**Dataset excerpt:**
(begin)

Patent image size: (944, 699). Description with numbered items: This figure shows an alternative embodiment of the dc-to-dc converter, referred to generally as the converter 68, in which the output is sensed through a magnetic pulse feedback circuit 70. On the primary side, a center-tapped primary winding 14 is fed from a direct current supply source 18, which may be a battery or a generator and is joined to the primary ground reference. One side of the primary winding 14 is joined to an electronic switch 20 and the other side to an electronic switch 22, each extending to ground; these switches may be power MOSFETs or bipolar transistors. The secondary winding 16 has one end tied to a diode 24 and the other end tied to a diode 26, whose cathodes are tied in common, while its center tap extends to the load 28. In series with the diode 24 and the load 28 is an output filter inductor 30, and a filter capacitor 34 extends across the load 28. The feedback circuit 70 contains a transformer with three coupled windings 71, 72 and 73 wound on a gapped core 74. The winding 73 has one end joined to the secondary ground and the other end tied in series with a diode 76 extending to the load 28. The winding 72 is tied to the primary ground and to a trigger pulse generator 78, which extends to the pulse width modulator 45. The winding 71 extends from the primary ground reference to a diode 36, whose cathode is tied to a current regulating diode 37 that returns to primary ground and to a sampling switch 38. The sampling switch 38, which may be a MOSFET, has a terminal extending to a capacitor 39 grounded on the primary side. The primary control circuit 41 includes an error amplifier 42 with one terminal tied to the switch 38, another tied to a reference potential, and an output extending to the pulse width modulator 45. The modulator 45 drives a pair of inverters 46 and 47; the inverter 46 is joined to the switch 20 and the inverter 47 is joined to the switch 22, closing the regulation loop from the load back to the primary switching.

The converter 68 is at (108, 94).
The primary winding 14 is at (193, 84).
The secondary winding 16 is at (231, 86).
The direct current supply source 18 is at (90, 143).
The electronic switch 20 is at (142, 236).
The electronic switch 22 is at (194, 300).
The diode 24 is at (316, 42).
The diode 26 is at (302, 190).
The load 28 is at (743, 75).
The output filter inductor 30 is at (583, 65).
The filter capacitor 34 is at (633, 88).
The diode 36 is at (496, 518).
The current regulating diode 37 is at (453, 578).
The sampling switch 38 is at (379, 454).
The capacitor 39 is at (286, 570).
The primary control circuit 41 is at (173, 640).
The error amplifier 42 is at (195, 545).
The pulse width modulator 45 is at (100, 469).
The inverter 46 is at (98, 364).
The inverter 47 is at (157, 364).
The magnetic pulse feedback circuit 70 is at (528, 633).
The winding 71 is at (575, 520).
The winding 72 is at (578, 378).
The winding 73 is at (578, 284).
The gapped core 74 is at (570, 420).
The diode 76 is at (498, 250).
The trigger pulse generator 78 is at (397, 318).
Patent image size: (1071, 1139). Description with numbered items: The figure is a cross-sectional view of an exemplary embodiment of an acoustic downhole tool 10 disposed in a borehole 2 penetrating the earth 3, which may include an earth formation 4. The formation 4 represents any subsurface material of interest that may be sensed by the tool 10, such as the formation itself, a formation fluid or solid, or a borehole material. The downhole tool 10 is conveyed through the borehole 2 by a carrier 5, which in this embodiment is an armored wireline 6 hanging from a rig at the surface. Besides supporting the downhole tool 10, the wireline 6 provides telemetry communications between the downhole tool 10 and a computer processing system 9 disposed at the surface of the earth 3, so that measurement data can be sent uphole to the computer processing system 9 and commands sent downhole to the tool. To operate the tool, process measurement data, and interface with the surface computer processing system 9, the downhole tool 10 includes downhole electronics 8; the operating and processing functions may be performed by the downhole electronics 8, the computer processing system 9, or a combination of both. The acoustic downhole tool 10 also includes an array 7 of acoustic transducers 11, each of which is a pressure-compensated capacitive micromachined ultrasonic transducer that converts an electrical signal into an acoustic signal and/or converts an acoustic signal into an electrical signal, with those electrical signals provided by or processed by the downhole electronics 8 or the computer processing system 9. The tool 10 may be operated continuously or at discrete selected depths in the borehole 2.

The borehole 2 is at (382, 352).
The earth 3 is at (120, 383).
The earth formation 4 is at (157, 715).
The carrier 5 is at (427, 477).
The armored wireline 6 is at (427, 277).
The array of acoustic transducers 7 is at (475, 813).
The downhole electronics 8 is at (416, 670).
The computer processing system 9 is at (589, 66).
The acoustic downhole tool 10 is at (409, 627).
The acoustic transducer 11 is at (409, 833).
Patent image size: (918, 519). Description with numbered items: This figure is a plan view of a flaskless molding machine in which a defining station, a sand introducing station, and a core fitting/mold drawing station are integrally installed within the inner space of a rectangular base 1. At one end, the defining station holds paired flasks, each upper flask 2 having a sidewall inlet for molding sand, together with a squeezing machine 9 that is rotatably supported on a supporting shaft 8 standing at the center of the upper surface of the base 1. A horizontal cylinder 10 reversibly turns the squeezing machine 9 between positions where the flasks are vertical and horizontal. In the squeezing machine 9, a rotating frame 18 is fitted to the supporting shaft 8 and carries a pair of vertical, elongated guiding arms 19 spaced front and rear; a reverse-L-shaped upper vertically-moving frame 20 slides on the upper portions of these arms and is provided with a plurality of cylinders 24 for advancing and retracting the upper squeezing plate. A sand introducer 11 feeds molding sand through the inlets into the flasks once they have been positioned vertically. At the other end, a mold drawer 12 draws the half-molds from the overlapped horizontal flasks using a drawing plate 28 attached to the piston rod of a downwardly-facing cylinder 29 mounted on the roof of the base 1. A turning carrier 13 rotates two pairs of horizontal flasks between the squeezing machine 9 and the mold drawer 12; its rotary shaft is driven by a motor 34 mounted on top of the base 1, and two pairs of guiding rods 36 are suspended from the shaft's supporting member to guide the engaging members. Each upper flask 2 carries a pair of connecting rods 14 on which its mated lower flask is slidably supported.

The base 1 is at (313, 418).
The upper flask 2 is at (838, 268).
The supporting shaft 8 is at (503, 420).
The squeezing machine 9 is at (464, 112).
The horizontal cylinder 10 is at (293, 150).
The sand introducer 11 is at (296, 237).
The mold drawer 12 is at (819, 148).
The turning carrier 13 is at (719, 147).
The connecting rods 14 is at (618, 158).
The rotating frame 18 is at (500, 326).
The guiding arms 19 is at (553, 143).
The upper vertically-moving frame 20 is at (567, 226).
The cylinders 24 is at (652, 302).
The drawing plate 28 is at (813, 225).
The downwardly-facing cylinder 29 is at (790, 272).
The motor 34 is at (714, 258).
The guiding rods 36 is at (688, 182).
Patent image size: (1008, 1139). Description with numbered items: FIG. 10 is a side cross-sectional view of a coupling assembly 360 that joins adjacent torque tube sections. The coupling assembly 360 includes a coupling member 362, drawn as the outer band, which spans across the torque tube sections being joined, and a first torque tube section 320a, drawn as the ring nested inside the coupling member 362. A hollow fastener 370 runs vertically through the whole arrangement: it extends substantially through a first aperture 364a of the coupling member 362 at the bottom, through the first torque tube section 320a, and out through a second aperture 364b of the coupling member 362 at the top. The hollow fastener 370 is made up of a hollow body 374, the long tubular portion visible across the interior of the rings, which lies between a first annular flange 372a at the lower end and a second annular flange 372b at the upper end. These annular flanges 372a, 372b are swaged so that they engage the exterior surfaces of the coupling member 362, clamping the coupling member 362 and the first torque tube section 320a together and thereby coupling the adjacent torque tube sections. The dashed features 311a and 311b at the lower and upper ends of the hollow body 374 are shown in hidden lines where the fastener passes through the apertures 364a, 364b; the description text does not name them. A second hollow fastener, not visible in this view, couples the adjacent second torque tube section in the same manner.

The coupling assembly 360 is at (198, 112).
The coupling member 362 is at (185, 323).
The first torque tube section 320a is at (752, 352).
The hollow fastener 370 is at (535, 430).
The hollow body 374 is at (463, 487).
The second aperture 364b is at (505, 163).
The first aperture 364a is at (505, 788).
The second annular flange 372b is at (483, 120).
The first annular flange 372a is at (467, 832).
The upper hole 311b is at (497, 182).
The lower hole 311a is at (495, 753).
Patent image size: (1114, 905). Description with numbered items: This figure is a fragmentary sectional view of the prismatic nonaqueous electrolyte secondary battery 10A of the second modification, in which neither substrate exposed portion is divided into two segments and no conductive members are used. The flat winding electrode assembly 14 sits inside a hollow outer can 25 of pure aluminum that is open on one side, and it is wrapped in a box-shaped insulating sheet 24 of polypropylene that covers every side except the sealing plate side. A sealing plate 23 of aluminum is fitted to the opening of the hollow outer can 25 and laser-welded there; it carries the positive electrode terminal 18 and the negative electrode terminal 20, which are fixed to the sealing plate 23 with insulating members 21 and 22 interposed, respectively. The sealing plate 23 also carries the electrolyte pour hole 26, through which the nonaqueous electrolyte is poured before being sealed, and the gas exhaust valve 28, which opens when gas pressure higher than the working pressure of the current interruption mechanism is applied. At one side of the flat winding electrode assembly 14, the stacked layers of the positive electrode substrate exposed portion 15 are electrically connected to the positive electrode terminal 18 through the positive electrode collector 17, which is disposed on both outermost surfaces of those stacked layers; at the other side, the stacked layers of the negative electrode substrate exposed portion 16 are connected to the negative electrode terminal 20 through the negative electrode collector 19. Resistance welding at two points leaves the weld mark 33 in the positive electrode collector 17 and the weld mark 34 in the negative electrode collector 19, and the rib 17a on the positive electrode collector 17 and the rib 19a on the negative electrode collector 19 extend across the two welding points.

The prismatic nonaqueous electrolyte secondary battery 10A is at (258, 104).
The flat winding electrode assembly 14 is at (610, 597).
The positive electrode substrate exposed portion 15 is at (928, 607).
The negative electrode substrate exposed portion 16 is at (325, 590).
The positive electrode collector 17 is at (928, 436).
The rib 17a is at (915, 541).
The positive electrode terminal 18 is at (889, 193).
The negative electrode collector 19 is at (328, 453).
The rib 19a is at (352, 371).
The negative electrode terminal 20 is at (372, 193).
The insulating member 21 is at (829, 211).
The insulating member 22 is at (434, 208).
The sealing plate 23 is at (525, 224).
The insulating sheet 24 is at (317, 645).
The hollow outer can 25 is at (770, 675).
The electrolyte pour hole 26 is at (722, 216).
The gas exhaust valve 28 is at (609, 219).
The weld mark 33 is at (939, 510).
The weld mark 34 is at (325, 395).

(end)

Output the lines of the records starting at the line that contains "Patent image size: (1071, 1139)." and ending at the line that contains "The earth 3 is at (120, 383).", copying them without any change.

Patent image size: (1071, 1139). Description with numbered items: The figure is a cross-sectional view of an exemplary embodiment of an acoustic downhole tool 10 disposed in a borehole 2 penetrating the earth 3, which may include an earth formation 4. The formation 4 represents any subsurface material of interest that may be sensed by the tool 10, such as the formation itself, a formation fluid or solid, or a borehole material. The downhole tool 10 is conveyed through the borehole 2 by a carrier 5, which in this embodiment is an armored wireline 6 hanging from a rig at the surface. Besides supporting the downhole tool 10, the wireline 6 provides telemetry communications between the downhole tool 10 and a computer processing system 9 disposed at the surface of the earth 3, so that measurement data can be sent uphole to the computer processing system 9 and commands sent downhole to the tool. To operate the tool, process measurement data, and interface with the surface computer processing system 9, the downhole tool 10 includes downhole electronics 8; the operating and processing functions may be performed by the downhole electronics 8, the computer processing system 9, or a combination of both. The acoustic downhole tool 10 also includes an array 7 of acoustic transducers 11, each of which is a pressure-compensated capacitive micromachined ultrasonic transducer that converts an electrical signal into an acoustic signal and/or converts an acoustic signal into an electrical signal, with those electrical signals provided by or processed by the downhole electronics 8 or the computer processing system 9. The tool 10 may be operated continuously or at discrete selected depths in the borehole 2.

The borehole 2 is at (382, 352).
The earth 3 is at (120, 383).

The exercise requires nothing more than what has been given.